YOUR INSTRUCTIONS: Using the records below, give the number of lines where the word "Multi" appears, with no further output.

[Dataset listings of figures]
## start

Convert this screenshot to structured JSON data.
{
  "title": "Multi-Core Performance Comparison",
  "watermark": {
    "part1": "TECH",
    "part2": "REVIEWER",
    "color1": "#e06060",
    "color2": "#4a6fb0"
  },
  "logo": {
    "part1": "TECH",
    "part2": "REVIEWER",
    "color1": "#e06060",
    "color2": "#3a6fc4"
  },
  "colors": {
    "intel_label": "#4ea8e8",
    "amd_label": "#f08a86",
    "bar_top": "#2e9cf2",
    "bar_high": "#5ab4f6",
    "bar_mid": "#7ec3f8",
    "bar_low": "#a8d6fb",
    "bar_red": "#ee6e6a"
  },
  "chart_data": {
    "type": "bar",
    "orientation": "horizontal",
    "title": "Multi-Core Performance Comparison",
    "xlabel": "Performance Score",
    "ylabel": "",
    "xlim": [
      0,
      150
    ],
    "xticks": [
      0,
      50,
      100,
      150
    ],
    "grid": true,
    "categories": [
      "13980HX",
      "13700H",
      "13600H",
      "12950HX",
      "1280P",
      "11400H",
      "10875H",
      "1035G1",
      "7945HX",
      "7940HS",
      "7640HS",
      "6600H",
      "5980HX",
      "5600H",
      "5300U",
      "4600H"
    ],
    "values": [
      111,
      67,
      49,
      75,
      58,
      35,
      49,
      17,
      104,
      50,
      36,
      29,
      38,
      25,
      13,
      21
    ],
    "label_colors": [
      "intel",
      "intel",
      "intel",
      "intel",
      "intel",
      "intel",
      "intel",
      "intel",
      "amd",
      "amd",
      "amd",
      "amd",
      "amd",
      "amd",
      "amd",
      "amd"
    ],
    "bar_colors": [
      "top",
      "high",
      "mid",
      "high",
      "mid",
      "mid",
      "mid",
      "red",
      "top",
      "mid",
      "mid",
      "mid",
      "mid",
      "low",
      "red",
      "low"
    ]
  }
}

## end

EXPECTED ANSWER: 2